╭─ Records supplied

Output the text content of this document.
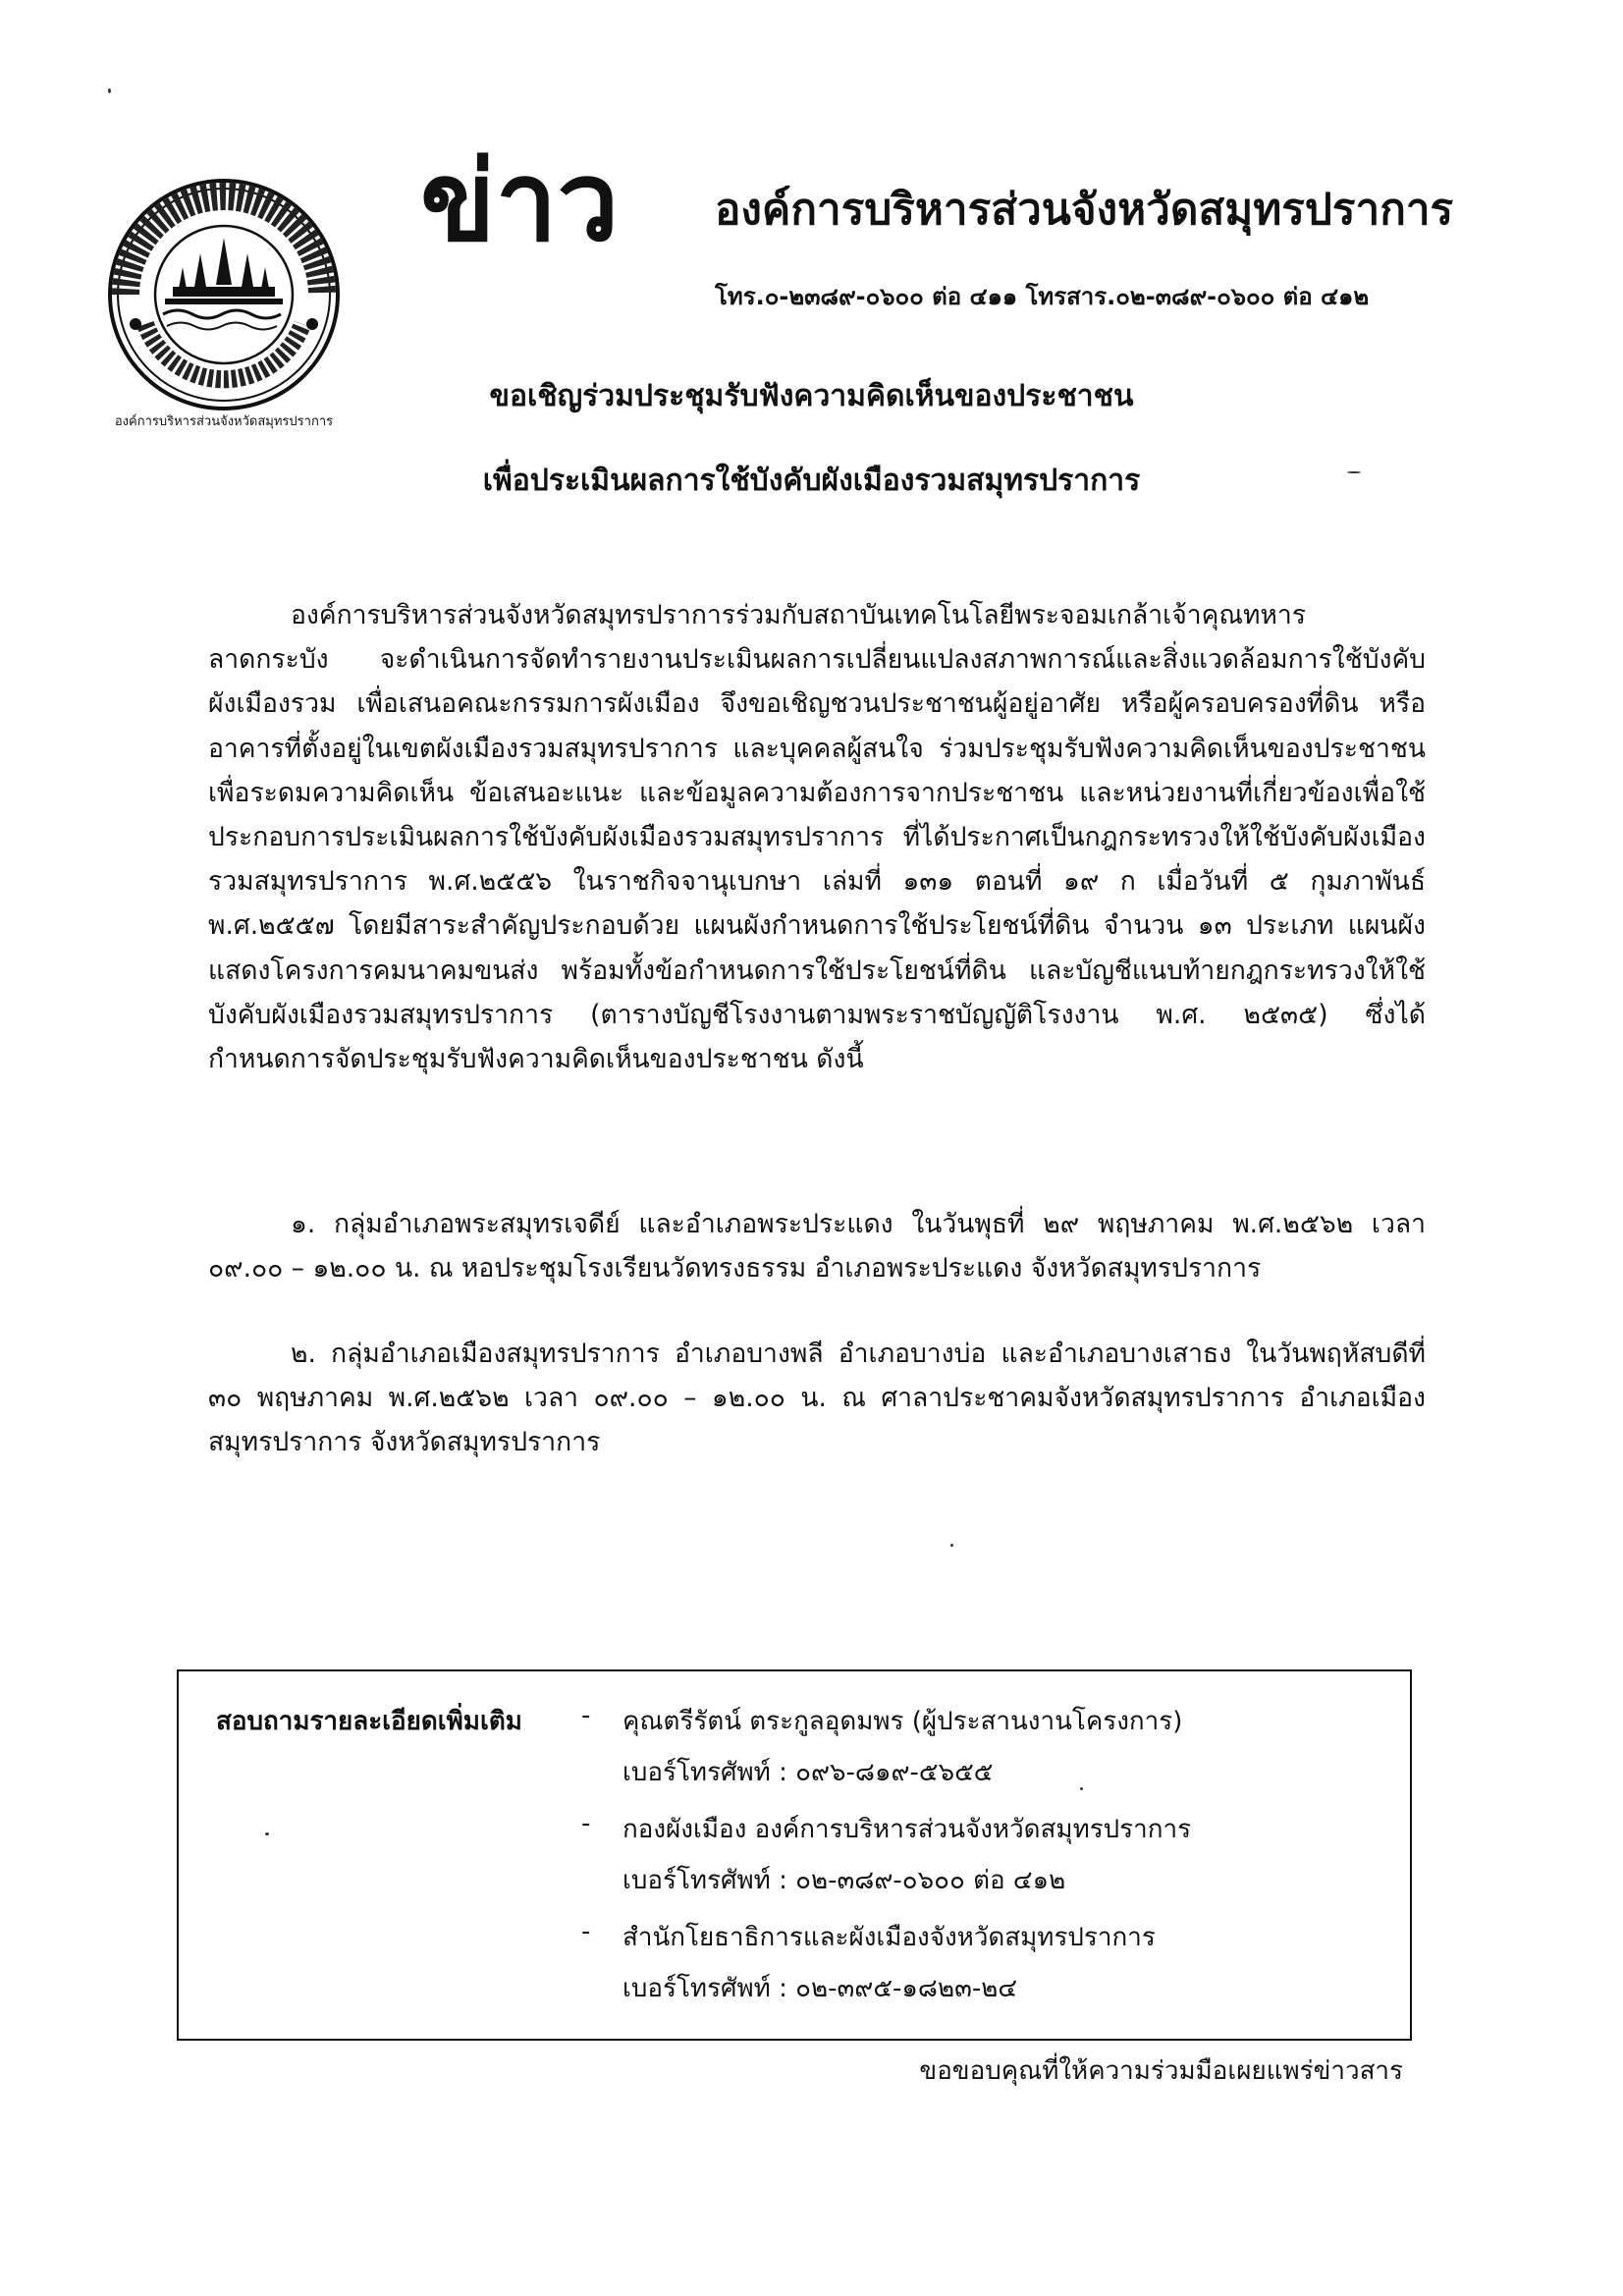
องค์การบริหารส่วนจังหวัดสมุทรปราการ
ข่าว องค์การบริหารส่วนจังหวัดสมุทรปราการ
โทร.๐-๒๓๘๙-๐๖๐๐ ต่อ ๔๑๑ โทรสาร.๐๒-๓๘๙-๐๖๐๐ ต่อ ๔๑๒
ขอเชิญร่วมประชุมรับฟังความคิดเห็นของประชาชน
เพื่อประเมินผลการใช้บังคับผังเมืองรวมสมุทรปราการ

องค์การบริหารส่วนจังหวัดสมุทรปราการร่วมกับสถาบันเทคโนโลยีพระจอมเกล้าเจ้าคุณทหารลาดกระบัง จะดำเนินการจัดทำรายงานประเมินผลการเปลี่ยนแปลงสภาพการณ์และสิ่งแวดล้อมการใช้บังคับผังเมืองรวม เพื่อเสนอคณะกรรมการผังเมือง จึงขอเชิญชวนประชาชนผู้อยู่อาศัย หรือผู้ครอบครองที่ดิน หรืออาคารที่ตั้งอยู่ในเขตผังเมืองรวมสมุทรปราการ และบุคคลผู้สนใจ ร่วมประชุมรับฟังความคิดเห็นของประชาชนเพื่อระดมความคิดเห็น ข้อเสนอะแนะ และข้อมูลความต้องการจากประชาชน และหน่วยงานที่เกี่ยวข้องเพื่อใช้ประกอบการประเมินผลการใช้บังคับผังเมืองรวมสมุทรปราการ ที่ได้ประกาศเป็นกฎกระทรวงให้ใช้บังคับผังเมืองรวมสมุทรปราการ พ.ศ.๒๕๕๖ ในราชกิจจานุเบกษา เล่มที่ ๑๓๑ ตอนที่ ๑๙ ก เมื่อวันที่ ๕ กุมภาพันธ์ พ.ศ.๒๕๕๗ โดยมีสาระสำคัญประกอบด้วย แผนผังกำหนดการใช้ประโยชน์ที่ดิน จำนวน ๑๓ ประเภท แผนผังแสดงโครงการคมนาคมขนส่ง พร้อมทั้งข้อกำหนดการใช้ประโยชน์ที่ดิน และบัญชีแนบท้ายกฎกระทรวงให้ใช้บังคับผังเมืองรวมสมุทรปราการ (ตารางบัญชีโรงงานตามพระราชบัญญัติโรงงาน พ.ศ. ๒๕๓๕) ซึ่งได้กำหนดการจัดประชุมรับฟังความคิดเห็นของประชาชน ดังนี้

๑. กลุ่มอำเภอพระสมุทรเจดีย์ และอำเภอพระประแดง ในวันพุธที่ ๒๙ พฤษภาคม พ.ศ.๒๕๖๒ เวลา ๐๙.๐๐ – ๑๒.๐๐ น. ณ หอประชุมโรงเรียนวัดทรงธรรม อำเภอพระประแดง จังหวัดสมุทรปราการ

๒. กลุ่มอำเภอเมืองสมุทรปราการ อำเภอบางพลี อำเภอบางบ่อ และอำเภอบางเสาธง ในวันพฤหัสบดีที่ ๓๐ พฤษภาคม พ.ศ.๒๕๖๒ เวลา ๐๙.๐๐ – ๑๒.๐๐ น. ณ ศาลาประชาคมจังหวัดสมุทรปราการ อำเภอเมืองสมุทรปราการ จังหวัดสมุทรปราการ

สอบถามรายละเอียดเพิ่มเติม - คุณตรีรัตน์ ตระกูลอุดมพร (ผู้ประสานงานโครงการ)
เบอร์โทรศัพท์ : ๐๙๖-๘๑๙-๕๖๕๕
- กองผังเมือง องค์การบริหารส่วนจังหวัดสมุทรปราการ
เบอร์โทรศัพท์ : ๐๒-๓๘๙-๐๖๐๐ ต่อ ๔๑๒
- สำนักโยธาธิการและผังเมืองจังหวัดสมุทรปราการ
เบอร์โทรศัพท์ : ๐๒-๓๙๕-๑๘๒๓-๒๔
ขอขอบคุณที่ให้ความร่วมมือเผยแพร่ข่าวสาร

╰─

Exercise prompt >> Reproduce every record above exactly, but leave out the pictures.

Exercise answer >>
Output the text content of this document.
องค์การบริหารส่วนจังหวัดสมุทรปราการ
ข่าว องค์การบริหารส่วนจังหวัดสมุทรปราการ
โทร.๐-๒๓๘๙-๐๖๐๐ ต่อ ๔๑๑ โทรสาร.๐๒-๓๘๙-๐๖๐๐ ต่อ ๔๑๒
ขอเชิญร่วมประชุมรับฟังความคิดเห็นของประชาชน
เพื่อประเมินผลการใช้บังคับผังเมืองรวมสมุทรปราการ

องค์การบริหารส่วนจังหวัดสมุทรปราการร่วมกับสถาบันเทคโนโลยีพระจอมเกล้าเจ้าคุณทหารลาดกระบัง จะดำเนินการจัดทำรายงานประเมินผลการเปลี่ยนแปลงสภาพการณ์และสิ่งแวดล้อมการใช้บังคับผังเมืองรวม เพื่อเสนอคณะกรรมการผังเมือง จึงขอเชิญชวนประชาชนผู้อยู่อาศัย หรือผู้ครอบครองที่ดิน หรืออาคารที่ตั้งอยู่ในเขตผังเมืองรวมสมุทรปราการ และบุคคลผู้สนใจ ร่วมประชุมรับฟังความคิดเห็นของประชาชนเพื่อระดมความคิดเห็น ข้อเสนอะแนะ และข้อมูลความต้องการจากประชาชน และหน่วยงานที่เกี่ยวข้องเพื่อใช้ประกอบการประเมินผลการใช้บังคับผังเมืองรวมสมุทรปราการ ที่ได้ประกาศเป็นกฎกระทรวงให้ใช้บังคับผังเมืองรวมสมุทรปราการ พ.ศ.๒๕๕๖ ในราชกิจจานุเบกษา เล่มที่ ๑๓๑ ตอนที่ ๑๙ ก เมื่อวันที่ ๕ กุมภาพันธ์ พ.ศ.๒๕๕๗ โดยมีสาระสำคัญประกอบด้วย แผนผังกำหนดการใช้ประโยชน์ที่ดิน จำนวน ๑๓ ประเภท แผนผังแสดงโครงการคมนาคมขนส่ง พร้อมทั้งข้อกำหนดการใช้ประโยชน์ที่ดิน และบัญชีแนบท้ายกฎกระทรวงให้ใช้บังคับผังเมืองรวมสมุทรปราการ (ตารางบัญชีโรงงานตามพระราชบัญญัติโรงงาน พ.ศ. ๒๕๓๕) ซึ่งได้กำหนดการจัดประชุมรับฟังความคิดเห็นของประชาชน ดังนี้

๑. กลุ่มอำเภอพระสมุทรเจดีย์ และอำเภอพระประแดง ในวันพุธที่ ๒๙ พฤษภาคม พ.ศ.๒๕๖๒ เวลา ๐๙.๐๐ – ๑๒.๐๐ น. ณ หอประชุมโรงเรียนวัดทรงธรรม อำเภอพระประแดง จังหวัดสมุทรปราการ

๒. กลุ่มอำเภอเมืองสมุทรปราการ อำเภอบางพลี อำเภอบางบ่อ และอำเภอบางเสาธง ในวันพฤหัสบดีที่ ๓๐ พฤษภาคม พ.ศ.๒๕๖๒ เวลา ๐๙.๐๐ – ๑๒.๐๐ น. ณ ศาลาประชาคมจังหวัดสมุทรปราการ อำเภอเมืองสมุทรปราการ จังหวัดสมุทรปราการ

สอบถามรายละเอียดเพิ่มเติม - คุณตรีรัตน์ ตระกูลอุดมพร (ผู้ประสานงานโครงการ)
เบอร์โทรศัพท์ : ๐๙๖-๘๑๙-๕๖๕๕
- กองผังเมือง องค์การบริหารส่วนจังหวัดสมุทรปราการ
เบอร์โทรศัพท์ : ๐๒-๓๘๙-๐๖๐๐ ต่อ ๔๑๒
- สำนักโยธาธิการและผังเมืองจังหวัดสมุทรปราการ
เบอร์โทรศัพท์ : ๐๒-๓๙๕-๑๘๒๓-๒๔
ขอขอบคุณที่ให้ความร่วมมือเผยแพร่ข่าวสาร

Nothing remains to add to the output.